Return all the data below as it stands, minus the pictures.

Start of Recorded information

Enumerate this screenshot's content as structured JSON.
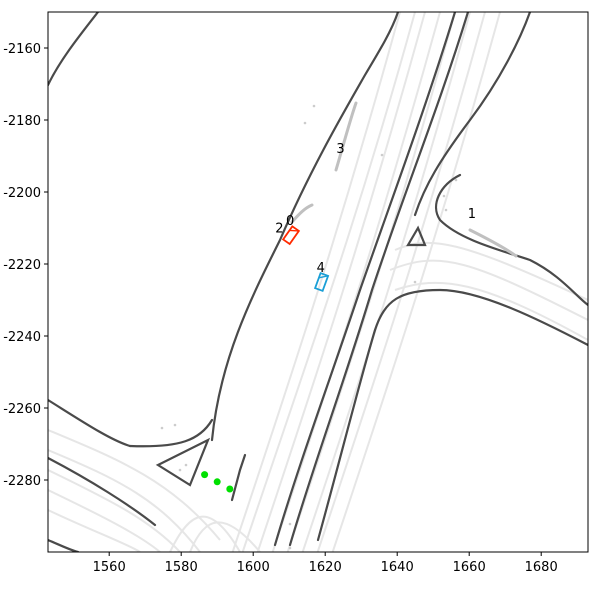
{
  "colors": {
    "background": "#ffffff",
    "road_boundary": "#4a4a4a",
    "lane_line": "#e6e6e6",
    "history_trail": "#c0c0c0",
    "agent_ego": "#ff2a00",
    "agent_target": "#1a9fd6",
    "waypoints": "#00e000"
  },
  "x_ticks": [
    1560,
    1580,
    1600,
    1620,
    1640,
    1660,
    1680
  ],
  "y_ticks": [
    -2160,
    -2180,
    -2200,
    -2220,
    -2240,
    -2260,
    -2280
  ],
  "x_range": [
    1543,
    1693
  ],
  "y_range": [
    -2300,
    -2150
  ],
  "agents": [
    {
      "id": "0",
      "x": 1610.5,
      "y": -2212.0,
      "heading_deg": 55,
      "color": "agent_ego"
    },
    {
      "id": "1",
      "x": 1661.0,
      "y": -2210.0,
      "heading_deg": 0,
      "color": "none"
    },
    {
      "id": "2",
      "x": 1607.5,
      "y": -2214.0,
      "heading_deg": 55,
      "color": "none"
    },
    {
      "id": "3",
      "x": 1624.5,
      "y": -2192.0,
      "heading_deg": 0,
      "color": "none"
    },
    {
      "id": "4",
      "x": 1619.0,
      "y": -2225.0,
      "heading_deg": 70,
      "color": "agent_target"
    }
  ],
  "waypoints": [
    {
      "x": 1586.5,
      "y": -2278.5
    },
    {
      "x": 1590.0,
      "y": -2280.5
    },
    {
      "x": 1593.5,
      "y": -2282.5
    }
  ]
}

End of Recorded information

Output:
Enumerate this screenshot's content as structured JSON.
{
  "colors": {
    "background": "#ffffff",
    "road_boundary": "#4a4a4a",
    "lane_line": "#e6e6e6",
    "history_trail": "#c0c0c0",
    "agent_ego": "#ff2a00",
    "agent_target": "#1a9fd6",
    "waypoints": "#00e000"
  },
  "x_ticks": [
    1560,
    1580,
    1600,
    1620,
    1640,
    1660,
    1680
  ],
  "y_ticks": [
    -2160,
    -2180,
    -2200,
    -2220,
    -2240,
    -2260,
    -2280
  ],
  "x_range": [
    1543,
    1693
  ],
  "y_range": [
    -2300,
    -2150
  ],
  "agents": [
    {
      "id": "0",
      "x": 1610.5,
      "y": -2212.0,
      "heading_deg": 55,
      "color": "agent_ego"
    },
    {
      "id": "1",
      "x": 1661.0,
      "y": -2210.0,
      "heading_deg": 0,
      "color": "none"
    },
    {
      "id": "2",
      "x": 1607.5,
      "y": -2214.0,
      "heading_deg": 55,
      "color": "none"
    },
    {
      "id": "3",
      "x": 1624.5,
      "y": -2192.0,
      "heading_deg": 0,
      "color": "none"
    },
    {
      "id": "4",
      "x": 1619.0,
      "y": -2225.0,
      "heading_deg": 70,
      "color": "agent_target"
    }
  ],
  "waypoints": [
    {
      "x": 1586.5,
      "y": -2278.5
    },
    {
      "x": 1590.0,
      "y": -2280.5
    },
    {
      "x": 1593.5,
      "y": -2282.5
    }
  ]
}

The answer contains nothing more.